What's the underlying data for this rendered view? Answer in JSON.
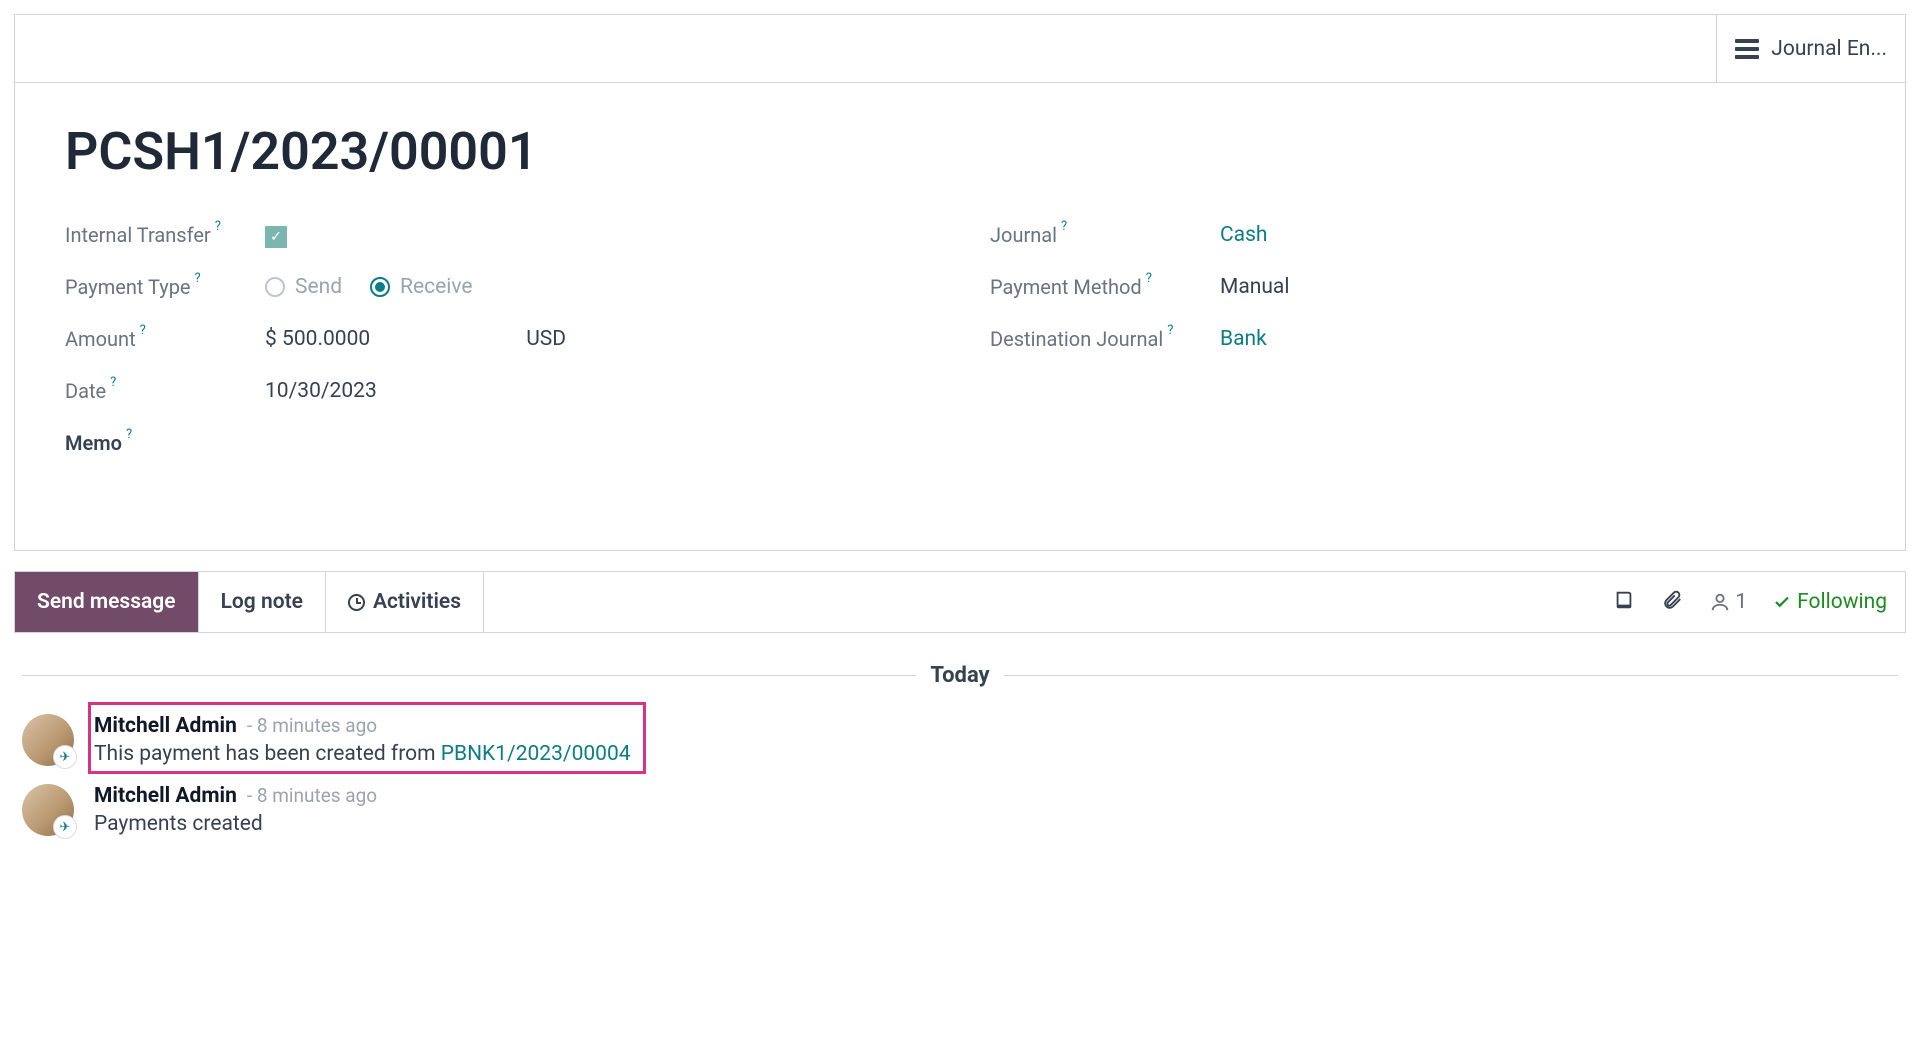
{
  "statButton": {
    "label": "Journal En..."
  },
  "record": {
    "title": "PCSH1/2023/00001",
    "internalTransferLabel": "Internal Transfer",
    "internalTransferChecked": true,
    "paymentTypeLabel": "Payment Type",
    "paymentType": {
      "send": "Send",
      "receive": "Receive",
      "selected": "receive"
    },
    "amountLabel": "Amount",
    "amountCurrencySymbol": "$",
    "amountValue": "500.0000",
    "amountCurrency": "USD",
    "dateLabel": "Date",
    "dateValue": "10/30/2023",
    "memoLabel": "Memo",
    "journalLabel": "Journal",
    "journalValue": "Cash",
    "paymentMethodLabel": "Payment Method",
    "paymentMethodValue": "Manual",
    "destJournalLabel": "Destination Journal",
    "destJournalValue": "Bank"
  },
  "chatter": {
    "sendMessage": "Send message",
    "logNote": "Log note",
    "activities": "Activities",
    "followerCount": "1",
    "following": "Following",
    "dateSeparator": "Today",
    "messages": [
      {
        "author": "Mitchell Admin",
        "time": "- 8 minutes ago",
        "text": "This payment has been created from ",
        "link": "PBNK1/2023/00004"
      },
      {
        "author": "Mitchell Admin",
        "time": "- 8 minutes ago",
        "text": "Payments created",
        "link": ""
      }
    ]
  }
}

* _WHAT NEEDS TO BE DONE_: Retype the records exactly. Any image in them should not appear in what you write.

* _TASK RESULT_:
What's the underlying data for this rendered view? Answer in JSON.
{
  "statButton": {
    "label": "Journal En..."
  },
  "record": {
    "title": "PCSH1/2023/00001",
    "internalTransferLabel": "Internal Transfer",
    "internalTransferChecked": true,
    "paymentTypeLabel": "Payment Type",
    "paymentType": {
      "send": "Send",
      "receive": "Receive",
      "selected": "receive"
    },
    "amountLabel": "Amount",
    "amountCurrencySymbol": "$",
    "amountValue": "500.0000",
    "amountCurrency": "USD",
    "dateLabel": "Date",
    "dateValue": "10/30/2023",
    "memoLabel": "Memo",
    "journalLabel": "Journal",
    "journalValue": "Cash",
    "paymentMethodLabel": "Payment Method",
    "paymentMethodValue": "Manual",
    "destJournalLabel": "Destination Journal",
    "destJournalValue": "Bank"
  },
  "chatter": {
    "sendMessage": "Send message",
    "logNote": "Log note",
    "activities": "Activities",
    "followerCount": "1",
    "following": "Following",
    "dateSeparator": "Today",
    "messages": [
      {
        "author": "Mitchell Admin",
        "time": "- 8 minutes ago",
        "text": "This payment has been created from ",
        "link": "PBNK1/2023/00004"
      },
      {
        "author": "Mitchell Admin",
        "time": "- 8 minutes ago",
        "text": "Payments created",
        "link": ""
      }
    ]
  }
}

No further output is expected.